ENTRIES:
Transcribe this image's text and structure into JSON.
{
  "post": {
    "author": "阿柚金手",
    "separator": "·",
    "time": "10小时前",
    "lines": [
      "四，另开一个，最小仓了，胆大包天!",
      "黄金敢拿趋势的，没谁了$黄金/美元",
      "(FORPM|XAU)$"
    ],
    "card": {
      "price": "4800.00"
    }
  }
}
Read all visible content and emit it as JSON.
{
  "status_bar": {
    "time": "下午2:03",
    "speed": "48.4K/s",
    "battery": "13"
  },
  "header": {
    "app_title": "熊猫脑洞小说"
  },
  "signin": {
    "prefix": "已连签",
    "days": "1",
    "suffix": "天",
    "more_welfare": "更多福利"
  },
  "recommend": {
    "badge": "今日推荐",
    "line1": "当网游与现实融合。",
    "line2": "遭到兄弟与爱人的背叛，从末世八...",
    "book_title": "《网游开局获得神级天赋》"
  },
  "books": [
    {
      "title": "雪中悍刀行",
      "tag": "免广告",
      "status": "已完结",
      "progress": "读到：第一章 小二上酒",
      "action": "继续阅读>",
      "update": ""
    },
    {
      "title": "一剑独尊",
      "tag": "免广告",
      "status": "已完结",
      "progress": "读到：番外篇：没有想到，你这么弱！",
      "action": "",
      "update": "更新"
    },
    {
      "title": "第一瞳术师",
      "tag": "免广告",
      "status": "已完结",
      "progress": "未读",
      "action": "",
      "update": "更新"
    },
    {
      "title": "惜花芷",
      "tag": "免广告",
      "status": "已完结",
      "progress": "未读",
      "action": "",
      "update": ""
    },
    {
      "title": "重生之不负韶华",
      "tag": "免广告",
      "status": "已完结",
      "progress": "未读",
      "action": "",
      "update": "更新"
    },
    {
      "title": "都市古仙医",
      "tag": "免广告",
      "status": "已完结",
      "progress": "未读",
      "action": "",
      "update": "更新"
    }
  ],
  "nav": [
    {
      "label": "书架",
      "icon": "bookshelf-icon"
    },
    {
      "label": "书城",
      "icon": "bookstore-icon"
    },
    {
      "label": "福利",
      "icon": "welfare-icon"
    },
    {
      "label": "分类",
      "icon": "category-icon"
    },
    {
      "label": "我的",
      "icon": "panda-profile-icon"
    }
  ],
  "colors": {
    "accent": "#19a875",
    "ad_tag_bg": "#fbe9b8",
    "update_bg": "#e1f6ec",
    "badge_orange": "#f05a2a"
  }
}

REQUIREMENT: List all lines where "JSON" occurs.

RESULT FOR THIS EXERCISE:
Transcribe this image's text and structure into JSON.
Read all visible content and emit it as JSON.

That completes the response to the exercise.